▶ [Exercise materials]:
_ _ _ _ _ _ _
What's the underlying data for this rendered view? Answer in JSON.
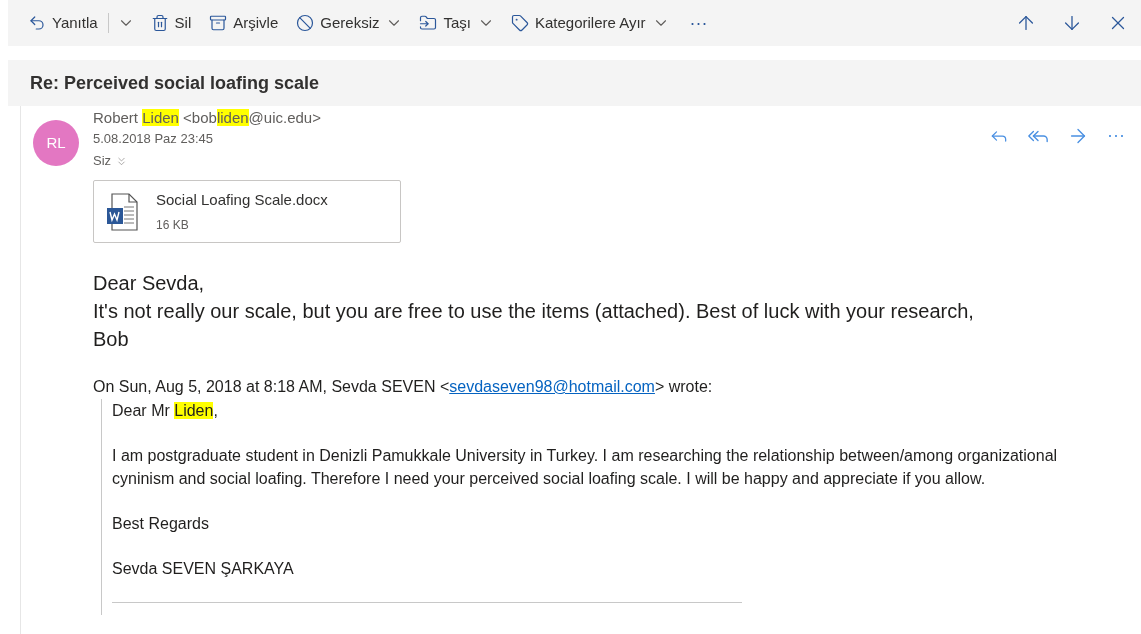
{
  "toolbar": {
    "items": [
      {
        "label": "Yanıtla",
        "dropdown": true
      },
      {
        "label": "Sil",
        "dropdown": false
      },
      {
        "label": "Arşivle",
        "dropdown": false
      },
      {
        "label": "Gereksiz",
        "dropdown": true
      },
      {
        "label": "Taşı",
        "dropdown": true
      },
      {
        "label": "Kategorilere Ayır",
        "dropdown": true
      }
    ],
    "more": "···"
  },
  "subject": "Re: Perceived social loafing scale",
  "message": {
    "avatar": {
      "initials": "RL",
      "color": "#e377c2"
    },
    "sender": [
      {
        "text": "Robert ",
        "highlighted": false
      },
      {
        "text": "Liden",
        "highlighted": true
      },
      {
        "text": " <bob",
        "highlighted": false
      },
      {
        "text": "liden",
        "highlighted": true
      },
      {
        "text": "@uic.edu>",
        "highlighted": false
      }
    ],
    "date": "5.08.2018 Paz 23:45",
    "to": "Siz",
    "more": "···",
    "attachment": {
      "name": "Social Loafing Scale.docx",
      "size": "16 KB"
    },
    "body": [
      "Dear Sevda,",
      "It's not really our scale, but you are free to use the items (attached). Best of luck with your research,",
      "Bob"
    ],
    "quote_header": {
      "before": "On Sun, Aug 5, 2018 at 8:18 AM, Sevda SEVEN <",
      "link": "sevdaseven98@hotmail.com",
      "after": "> wrote:"
    },
    "quote": [
      [
        {
          "text": "Dear Mr ",
          "highlighted": false
        },
        {
          "text": "Liden",
          "highlighted": true
        },
        {
          "text": ",",
          "highlighted": false
        }
      ],
      [
        {
          "text": "I am postgraduate student in Denizli Pamukkale University in Turkey. I am researching the relationship between/among organizational cyninism and social loafing. Therefore I need your perceived social loafing scale. I will be happy and appreciate if you allow.",
          "highlighted": false
        }
      ],
      [
        {
          "text": "Best Regards",
          "highlighted": false
        }
      ],
      [
        {
          "text": "Sevda SEVEN ŞARKAYA",
          "highlighted": false
        }
      ]
    ]
  }
}
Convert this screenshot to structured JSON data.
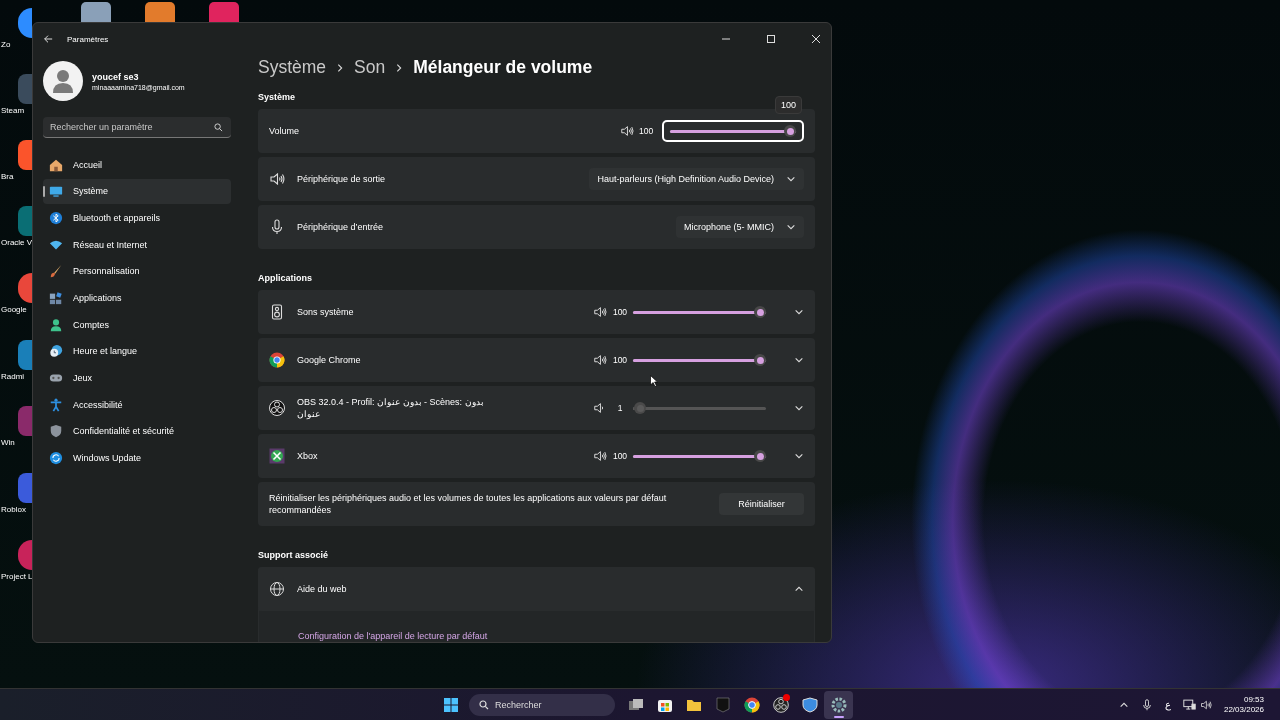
{
  "desktop": {
    "icons": [
      {
        "label": "Zo"
      },
      {
        "label": "Steam"
      },
      {
        "label": "Bra"
      },
      {
        "label": "Oracle Vi"
      },
      {
        "label": "Google"
      },
      {
        "label": "Radmi"
      },
      {
        "label": "Win"
      },
      {
        "label": "Roblox"
      },
      {
        "label": "Project L"
      }
    ]
  },
  "window": {
    "title": "Paramètres"
  },
  "profile": {
    "name": "youcef se3",
    "email": "minaaaamina718@gmail.com"
  },
  "search": {
    "placeholder": "Rechercher un paramètre"
  },
  "sidebar": {
    "items": [
      {
        "label": "Accueil",
        "selected": false
      },
      {
        "label": "Système",
        "selected": true
      },
      {
        "label": "Bluetooth et appareils",
        "selected": false
      },
      {
        "label": "Réseau et Internet",
        "selected": false
      },
      {
        "label": "Personnalisation",
        "selected": false
      },
      {
        "label": "Applications",
        "selected": false
      },
      {
        "label": "Comptes",
        "selected": false
      },
      {
        "label": "Heure et langue",
        "selected": false
      },
      {
        "label": "Jeux",
        "selected": false
      },
      {
        "label": "Accessibilité",
        "selected": false
      },
      {
        "label": "Confidentialité et sécurité",
        "selected": false
      },
      {
        "label": "Windows Update",
        "selected": false
      }
    ]
  },
  "breadcrumb": [
    "Système",
    "Son",
    "Mélangeur de volume"
  ],
  "system": {
    "title": "Système",
    "volume": {
      "label": "Volume",
      "reading": "100",
      "level": 1.0,
      "tooltip": "100"
    },
    "devices": [
      {
        "label": "Périphérique de sortie",
        "value": "Haut-parleurs (High Definition Audio Device)"
      },
      {
        "label": "Périphérique d’entrée",
        "value": "Microphone (5- MMIC)"
      }
    ]
  },
  "applications": {
    "title": "Applications",
    "apps": [
      {
        "name": "Sons système",
        "reading": "100",
        "level": 1.0,
        "disabled": false,
        "expanded": false
      },
      {
        "name": "Google Chrome",
        "reading": "100",
        "level": 1.0,
        "disabled": false,
        "expanded": false
      },
      {
        "name": "OBS 32.0.4 - Profil: بدون عنوان - Scènes: بدون عنوان",
        "reading": "1",
        "level": 0.01,
        "disabled": true,
        "expanded": false
      },
      {
        "name": "Xbox",
        "reading": "100",
        "level": 1.0,
        "disabled": false,
        "expanded": false
      }
    ],
    "reset": {
      "text": "Réinitialiser les périphériques audio et les volumes de toutes les applications aux valeurs par défaut recommandées",
      "button": "Réinitialiser"
    }
  },
  "support": {
    "title": "Support associé",
    "items": [
      {
        "label": "Aide du web",
        "expanded": true,
        "links": [
          "Configuration de l'appareil de lecture par défaut"
        ]
      }
    ]
  },
  "taskbar": {
    "search": {
      "placeholder": "Rechercher"
    },
    "apps": [
      {
        "active": false,
        "badge": false
      },
      {
        "active": false,
        "badge": false
      },
      {
        "active": false,
        "badge": false
      },
      {
        "active": false,
        "badge": false
      },
      {
        "active": false,
        "badge": false
      },
      {
        "active": false,
        "badge": true
      },
      {
        "active": false,
        "badge": false
      },
      {
        "active": true,
        "badge": false
      }
    ],
    "keyboard": "ع",
    "time": "09:53",
    "date": "22/03/2026"
  }
}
_ _ _ _ _ _ _
▶ [To be done]: Copy all the data exactly as written, but skip any picture.

▶ [Exercise solution]:
What's the underlying data for this rendered view? Answer in JSON.
{
  "toolbar": {
    "items": [
      {
        "label": "Yanıtla",
        "dropdown": true
      },
      {
        "label": "Sil",
        "dropdown": false
      },
      {
        "label": "Arşivle",
        "dropdown": false
      },
      {
        "label": "Gereksiz",
        "dropdown": true
      },
      {
        "label": "Taşı",
        "dropdown": true
      },
      {
        "label": "Kategorilere Ayır",
        "dropdown": true
      }
    ],
    "more": "···"
  },
  "subject": "Re: Perceived social loafing scale",
  "message": {
    "avatar": {
      "initials": "RL",
      "color": "#e377c2"
    },
    "sender": [
      {
        "text": "Robert ",
        "highlighted": false
      },
      {
        "text": "Liden",
        "highlighted": true
      },
      {
        "text": " <bob",
        "highlighted": false
      },
      {
        "text": "liden",
        "highlighted": true
      },
      {
        "text": "@uic.edu>",
        "highlighted": false
      }
    ],
    "date": "5.08.2018 Paz 23:45",
    "to": "Siz",
    "more": "···",
    "attachment": {
      "name": "Social Loafing Scale.docx",
      "size": "16 KB"
    },
    "body": [
      "Dear Sevda,",
      "It's not really our scale, but you are free to use the items (attached). Best of luck with your research,",
      "Bob"
    ],
    "quote_header": {
      "before": "On Sun, Aug 5, 2018 at 8:18 AM, Sevda SEVEN <",
      "link": "sevdaseven98@hotmail.com",
      "after": "> wrote:"
    },
    "quote": [
      [
        {
          "text": "Dear Mr ",
          "highlighted": false
        },
        {
          "text": "Liden",
          "highlighted": true
        },
        {
          "text": ",",
          "highlighted": false
        }
      ],
      [
        {
          "text": "I am postgraduate student in Denizli Pamukkale University in Turkey. I am researching the relationship between/among organizational cyninism and social loafing. Therefore I need your perceived social loafing scale. I will be happy and appreciate if you allow.",
          "highlighted": false
        }
      ],
      [
        {
          "text": "Best Regards",
          "highlighted": false
        }
      ],
      [
        {
          "text": "Sevda SEVEN ŞARKAYA",
          "highlighted": false
        }
      ]
    ]
  }
}
Convert this screenshot to structured JSON data.
{
  "desktop": {
    "icons": [
      {
        "label": "Zo"
      },
      {
        "label": "Steam"
      },
      {
        "label": "Bra"
      },
      {
        "label": "Oracle Vi"
      },
      {
        "label": "Google"
      },
      {
        "label": "Radmi"
      },
      {
        "label": "Win"
      },
      {
        "label": "Roblox"
      },
      {
        "label": "Project L"
      }
    ]
  },
  "window": {
    "title": "Paramètres"
  },
  "profile": {
    "name": "youcef se3",
    "email": "minaaaamina718@gmail.com"
  },
  "search": {
    "placeholder": "Rechercher un paramètre"
  },
  "sidebar": {
    "items": [
      {
        "label": "Accueil",
        "selected": false
      },
      {
        "label": "Système",
        "selected": true
      },
      {
        "label": "Bluetooth et appareils",
        "selected": false
      },
      {
        "label": "Réseau et Internet",
        "selected": false
      },
      {
        "label": "Personnalisation",
        "selected": false
      },
      {
        "label": "Applications",
        "selected": false
      },
      {
        "label": "Comptes",
        "selected": false
      },
      {
        "label": "Heure et langue",
        "selected": false
      },
      {
        "label": "Jeux",
        "selected": false
      },
      {
        "label": "Accessibilité",
        "selected": false
      },
      {
        "label": "Confidentialité et sécurité",
        "selected": false
      },
      {
        "label": "Windows Update",
        "selected": false
      }
    ]
  },
  "breadcrumb": [
    "Système",
    "Son",
    "Mélangeur de volume"
  ],
  "system": {
    "title": "Système",
    "volume": {
      "label": "Volume",
      "reading": "100",
      "level": 1.0,
      "tooltip": "100"
    },
    "devices": [
      {
        "label": "Périphérique de sortie",
        "value": "Haut-parleurs (High Definition Audio Device)"
      },
      {
        "label": "Périphérique d’entrée",
        "value": "Microphone (5- MMIC)"
      }
    ]
  },
  "applications": {
    "title": "Applications",
    "apps": [
      {
        "name": "Sons système",
        "reading": "100",
        "level": 1.0,
        "disabled": false,
        "expanded": false
      },
      {
        "name": "Google Chrome",
        "reading": "100",
        "level": 1.0,
        "disabled": false,
        "expanded": false
      },
      {
        "name": "OBS 32.0.4 - Profil: بدون عنوان - Scènes: بدون عنوان",
        "reading": "1",
        "level": 0.01,
        "disabled": true,
        "expanded": false
      },
      {
        "name": "Xbox",
        "reading": "100",
        "level": 1.0,
        "disabled": false,
        "expanded": false
      }
    ],
    "reset": {
      "text": "Réinitialiser les périphériques audio et les volumes de toutes les applications aux valeurs par défaut recommandées",
      "button": "Réinitialiser"
    }
  },
  "support": {
    "title": "Support associé",
    "items": [
      {
        "label": "Aide du web",
        "expanded": true,
        "links": [
          "Configuration de l'appareil de lecture par défaut"
        ]
      }
    ]
  },
  "taskbar": {
    "search": {
      "placeholder": "Rechercher"
    },
    "apps": [
      {
        "active": false,
        "badge": false
      },
      {
        "active": false,
        "badge": false
      },
      {
        "active": false,
        "badge": false
      },
      {
        "active": false,
        "badge": false
      },
      {
        "active": false,
        "badge": false
      },
      {
        "active": false,
        "badge": true
      },
      {
        "active": false,
        "badge": false
      },
      {
        "active": true,
        "badge": false
      }
    ],
    "keyboard": "ع",
    "time": "09:53",
    "date": "22/03/2026"
  }
}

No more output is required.